> **Exercise prompt**
Every line holding the word "salinized" counts once. Give the total, nothing more.

[Dataset rows about figures]

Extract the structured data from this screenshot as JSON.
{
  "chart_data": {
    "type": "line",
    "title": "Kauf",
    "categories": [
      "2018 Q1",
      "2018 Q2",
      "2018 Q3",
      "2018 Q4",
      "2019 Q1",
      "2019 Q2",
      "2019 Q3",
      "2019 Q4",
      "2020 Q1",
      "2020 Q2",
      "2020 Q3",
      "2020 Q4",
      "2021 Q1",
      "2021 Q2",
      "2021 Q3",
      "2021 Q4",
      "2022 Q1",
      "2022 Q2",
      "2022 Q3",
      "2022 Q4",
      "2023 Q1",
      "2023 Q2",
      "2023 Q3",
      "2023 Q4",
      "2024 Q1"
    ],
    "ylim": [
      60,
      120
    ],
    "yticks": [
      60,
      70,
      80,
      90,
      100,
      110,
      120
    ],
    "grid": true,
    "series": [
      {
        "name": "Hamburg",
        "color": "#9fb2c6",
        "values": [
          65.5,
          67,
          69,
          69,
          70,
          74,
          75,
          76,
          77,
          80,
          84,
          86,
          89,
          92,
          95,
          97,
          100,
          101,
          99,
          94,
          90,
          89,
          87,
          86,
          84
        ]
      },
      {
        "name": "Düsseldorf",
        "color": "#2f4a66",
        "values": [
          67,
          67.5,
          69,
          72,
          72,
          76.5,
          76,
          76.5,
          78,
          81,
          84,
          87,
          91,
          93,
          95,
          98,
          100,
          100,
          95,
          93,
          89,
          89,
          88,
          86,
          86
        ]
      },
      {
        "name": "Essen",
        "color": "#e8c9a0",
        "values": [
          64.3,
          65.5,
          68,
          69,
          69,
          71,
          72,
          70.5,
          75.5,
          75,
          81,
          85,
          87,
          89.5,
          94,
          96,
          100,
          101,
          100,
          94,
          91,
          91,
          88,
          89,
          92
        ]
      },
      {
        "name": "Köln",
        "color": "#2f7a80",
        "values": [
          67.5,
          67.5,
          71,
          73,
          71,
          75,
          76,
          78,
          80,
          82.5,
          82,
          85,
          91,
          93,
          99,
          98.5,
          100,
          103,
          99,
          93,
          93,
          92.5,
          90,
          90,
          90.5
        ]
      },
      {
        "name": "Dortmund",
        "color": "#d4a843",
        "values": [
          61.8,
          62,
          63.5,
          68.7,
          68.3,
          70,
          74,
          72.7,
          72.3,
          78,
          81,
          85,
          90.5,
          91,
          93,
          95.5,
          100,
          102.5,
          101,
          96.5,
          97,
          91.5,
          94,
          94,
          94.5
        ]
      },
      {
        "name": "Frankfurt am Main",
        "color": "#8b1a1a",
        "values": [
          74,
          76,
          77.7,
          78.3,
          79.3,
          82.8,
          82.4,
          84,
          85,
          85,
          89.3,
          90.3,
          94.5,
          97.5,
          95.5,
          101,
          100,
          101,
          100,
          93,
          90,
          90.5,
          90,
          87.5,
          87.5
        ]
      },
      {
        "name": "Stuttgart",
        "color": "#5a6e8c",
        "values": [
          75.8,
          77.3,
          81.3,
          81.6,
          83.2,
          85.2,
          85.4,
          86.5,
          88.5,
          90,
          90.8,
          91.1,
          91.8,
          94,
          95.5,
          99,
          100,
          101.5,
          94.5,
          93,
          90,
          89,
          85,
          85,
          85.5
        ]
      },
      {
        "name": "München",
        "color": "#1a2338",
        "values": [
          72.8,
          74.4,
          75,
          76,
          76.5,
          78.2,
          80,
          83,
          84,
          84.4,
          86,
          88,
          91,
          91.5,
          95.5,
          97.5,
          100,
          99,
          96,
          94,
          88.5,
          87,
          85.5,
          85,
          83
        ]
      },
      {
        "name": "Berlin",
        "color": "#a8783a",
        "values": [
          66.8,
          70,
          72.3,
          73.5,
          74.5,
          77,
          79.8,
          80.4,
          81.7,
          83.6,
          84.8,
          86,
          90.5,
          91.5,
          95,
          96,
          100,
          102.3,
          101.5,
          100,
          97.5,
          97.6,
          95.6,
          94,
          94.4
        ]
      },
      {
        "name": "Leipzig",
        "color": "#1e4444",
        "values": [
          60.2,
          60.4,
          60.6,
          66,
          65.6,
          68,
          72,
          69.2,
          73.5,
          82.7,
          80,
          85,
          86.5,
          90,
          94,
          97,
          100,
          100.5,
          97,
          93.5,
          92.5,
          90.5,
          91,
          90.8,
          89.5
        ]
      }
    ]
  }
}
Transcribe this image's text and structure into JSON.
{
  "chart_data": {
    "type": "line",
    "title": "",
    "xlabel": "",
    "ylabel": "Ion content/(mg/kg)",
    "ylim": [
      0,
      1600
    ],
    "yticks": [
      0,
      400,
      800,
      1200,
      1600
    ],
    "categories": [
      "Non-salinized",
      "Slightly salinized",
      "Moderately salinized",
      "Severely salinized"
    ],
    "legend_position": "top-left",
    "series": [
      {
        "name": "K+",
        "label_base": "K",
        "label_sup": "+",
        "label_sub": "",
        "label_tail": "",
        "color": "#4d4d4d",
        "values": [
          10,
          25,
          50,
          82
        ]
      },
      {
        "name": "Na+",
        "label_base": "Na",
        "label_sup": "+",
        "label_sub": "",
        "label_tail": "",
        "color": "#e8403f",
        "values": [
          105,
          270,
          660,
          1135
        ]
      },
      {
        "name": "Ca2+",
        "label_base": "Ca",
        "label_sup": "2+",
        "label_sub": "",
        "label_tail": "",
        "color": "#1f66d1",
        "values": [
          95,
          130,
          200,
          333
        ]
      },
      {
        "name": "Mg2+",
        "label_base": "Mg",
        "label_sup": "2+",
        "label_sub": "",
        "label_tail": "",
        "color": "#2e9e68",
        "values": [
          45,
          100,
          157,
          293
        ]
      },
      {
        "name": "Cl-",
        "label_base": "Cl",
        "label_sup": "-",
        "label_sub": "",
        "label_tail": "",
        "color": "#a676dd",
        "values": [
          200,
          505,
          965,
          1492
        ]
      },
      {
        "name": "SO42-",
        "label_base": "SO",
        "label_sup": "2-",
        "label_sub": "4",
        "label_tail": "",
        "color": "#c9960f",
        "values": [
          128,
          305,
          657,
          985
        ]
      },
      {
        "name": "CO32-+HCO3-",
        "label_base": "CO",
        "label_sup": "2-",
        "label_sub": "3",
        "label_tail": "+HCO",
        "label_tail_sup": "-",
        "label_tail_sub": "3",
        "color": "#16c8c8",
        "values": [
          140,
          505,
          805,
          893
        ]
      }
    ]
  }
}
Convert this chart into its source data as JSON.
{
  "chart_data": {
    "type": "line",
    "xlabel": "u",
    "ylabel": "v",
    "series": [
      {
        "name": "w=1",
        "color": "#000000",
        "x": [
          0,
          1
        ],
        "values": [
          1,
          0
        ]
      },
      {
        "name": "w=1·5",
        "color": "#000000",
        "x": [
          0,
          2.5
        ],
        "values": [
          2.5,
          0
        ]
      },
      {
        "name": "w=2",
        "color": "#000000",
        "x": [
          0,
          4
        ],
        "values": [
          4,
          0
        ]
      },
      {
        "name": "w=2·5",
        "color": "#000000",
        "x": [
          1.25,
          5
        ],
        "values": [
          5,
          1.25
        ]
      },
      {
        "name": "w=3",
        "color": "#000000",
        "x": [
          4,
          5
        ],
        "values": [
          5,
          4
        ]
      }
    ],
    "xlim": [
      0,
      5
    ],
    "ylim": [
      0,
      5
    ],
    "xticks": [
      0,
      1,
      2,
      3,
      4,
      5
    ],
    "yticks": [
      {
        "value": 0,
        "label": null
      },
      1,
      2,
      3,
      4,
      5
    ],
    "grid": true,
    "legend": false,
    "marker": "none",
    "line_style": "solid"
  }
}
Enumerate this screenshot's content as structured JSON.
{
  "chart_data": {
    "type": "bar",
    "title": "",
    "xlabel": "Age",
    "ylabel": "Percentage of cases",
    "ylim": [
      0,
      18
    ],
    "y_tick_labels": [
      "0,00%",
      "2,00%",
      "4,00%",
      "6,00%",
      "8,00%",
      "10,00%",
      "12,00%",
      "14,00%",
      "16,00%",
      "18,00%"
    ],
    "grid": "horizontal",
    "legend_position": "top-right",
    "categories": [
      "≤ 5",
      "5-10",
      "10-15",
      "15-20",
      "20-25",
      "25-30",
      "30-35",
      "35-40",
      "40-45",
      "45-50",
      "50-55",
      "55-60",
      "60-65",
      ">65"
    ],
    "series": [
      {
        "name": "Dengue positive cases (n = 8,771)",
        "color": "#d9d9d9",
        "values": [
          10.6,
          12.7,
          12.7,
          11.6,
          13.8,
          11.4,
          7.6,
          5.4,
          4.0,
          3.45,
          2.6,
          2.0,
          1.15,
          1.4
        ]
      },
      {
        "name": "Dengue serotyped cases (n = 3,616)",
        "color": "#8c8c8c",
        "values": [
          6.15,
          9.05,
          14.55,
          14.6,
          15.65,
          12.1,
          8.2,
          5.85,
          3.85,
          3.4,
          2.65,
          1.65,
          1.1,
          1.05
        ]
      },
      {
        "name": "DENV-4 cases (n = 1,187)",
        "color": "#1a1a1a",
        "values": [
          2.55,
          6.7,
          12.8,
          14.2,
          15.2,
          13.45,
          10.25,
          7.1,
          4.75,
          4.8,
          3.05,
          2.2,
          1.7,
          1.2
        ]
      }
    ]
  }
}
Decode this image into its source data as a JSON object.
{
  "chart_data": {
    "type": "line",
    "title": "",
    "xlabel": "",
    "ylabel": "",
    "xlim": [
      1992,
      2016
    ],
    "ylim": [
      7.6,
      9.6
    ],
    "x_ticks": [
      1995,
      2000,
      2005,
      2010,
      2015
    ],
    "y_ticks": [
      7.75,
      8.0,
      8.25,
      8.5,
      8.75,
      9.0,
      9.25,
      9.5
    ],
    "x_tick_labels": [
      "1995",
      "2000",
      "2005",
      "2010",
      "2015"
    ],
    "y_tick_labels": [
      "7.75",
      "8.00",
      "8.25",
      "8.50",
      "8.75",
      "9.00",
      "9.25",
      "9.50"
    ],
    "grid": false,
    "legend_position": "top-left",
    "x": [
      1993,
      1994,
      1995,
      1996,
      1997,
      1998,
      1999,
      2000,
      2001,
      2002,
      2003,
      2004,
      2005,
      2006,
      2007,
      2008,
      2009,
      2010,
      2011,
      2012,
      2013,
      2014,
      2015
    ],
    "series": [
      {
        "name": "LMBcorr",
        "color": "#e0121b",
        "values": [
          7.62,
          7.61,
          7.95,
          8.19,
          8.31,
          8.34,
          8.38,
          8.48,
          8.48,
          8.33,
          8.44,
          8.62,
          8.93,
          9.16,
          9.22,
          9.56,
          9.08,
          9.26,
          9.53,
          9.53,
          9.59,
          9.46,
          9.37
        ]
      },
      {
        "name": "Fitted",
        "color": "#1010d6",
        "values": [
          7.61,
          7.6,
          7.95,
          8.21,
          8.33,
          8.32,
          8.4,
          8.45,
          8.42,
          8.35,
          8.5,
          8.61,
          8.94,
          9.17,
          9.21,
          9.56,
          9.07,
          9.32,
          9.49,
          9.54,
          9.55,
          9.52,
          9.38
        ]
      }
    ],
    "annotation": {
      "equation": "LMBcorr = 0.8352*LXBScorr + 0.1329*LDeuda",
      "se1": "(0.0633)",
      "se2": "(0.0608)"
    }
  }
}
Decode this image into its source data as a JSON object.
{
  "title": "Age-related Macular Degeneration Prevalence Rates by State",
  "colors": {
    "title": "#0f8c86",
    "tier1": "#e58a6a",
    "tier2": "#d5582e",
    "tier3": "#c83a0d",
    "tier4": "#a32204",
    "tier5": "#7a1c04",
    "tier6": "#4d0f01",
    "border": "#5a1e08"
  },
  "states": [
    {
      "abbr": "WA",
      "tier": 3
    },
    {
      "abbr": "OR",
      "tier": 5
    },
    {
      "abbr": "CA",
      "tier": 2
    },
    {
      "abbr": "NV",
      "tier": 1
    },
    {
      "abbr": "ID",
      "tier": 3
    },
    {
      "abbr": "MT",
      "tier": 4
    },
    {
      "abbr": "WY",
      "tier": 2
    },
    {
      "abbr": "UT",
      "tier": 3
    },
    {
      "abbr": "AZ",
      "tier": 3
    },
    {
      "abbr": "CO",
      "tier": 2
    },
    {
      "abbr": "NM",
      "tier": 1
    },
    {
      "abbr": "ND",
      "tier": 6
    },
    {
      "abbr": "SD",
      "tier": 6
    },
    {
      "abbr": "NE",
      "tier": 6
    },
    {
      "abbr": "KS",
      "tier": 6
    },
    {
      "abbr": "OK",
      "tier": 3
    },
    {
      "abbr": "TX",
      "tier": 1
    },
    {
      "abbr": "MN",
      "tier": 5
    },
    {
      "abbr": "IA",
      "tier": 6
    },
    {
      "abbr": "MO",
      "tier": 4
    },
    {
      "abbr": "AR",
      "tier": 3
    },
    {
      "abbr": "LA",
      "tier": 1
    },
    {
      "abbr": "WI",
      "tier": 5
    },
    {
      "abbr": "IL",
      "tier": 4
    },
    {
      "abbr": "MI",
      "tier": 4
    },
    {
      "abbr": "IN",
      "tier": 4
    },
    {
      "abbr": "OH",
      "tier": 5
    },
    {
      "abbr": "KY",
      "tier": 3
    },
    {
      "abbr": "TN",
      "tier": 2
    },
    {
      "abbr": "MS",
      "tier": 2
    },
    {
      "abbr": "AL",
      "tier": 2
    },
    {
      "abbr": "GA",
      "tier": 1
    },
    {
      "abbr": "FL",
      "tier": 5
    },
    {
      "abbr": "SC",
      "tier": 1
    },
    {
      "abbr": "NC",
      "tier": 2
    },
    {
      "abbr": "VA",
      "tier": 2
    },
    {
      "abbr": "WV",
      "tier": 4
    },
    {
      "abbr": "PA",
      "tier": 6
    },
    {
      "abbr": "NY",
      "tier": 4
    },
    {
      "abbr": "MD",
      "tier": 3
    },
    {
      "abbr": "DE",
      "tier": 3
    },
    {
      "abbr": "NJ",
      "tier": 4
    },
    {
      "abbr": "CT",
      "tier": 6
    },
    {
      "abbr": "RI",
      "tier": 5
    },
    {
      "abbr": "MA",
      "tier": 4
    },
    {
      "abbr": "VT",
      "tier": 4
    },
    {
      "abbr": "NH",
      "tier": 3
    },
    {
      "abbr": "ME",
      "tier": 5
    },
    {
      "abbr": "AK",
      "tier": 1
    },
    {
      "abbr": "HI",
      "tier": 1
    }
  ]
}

> **Expected answer**
4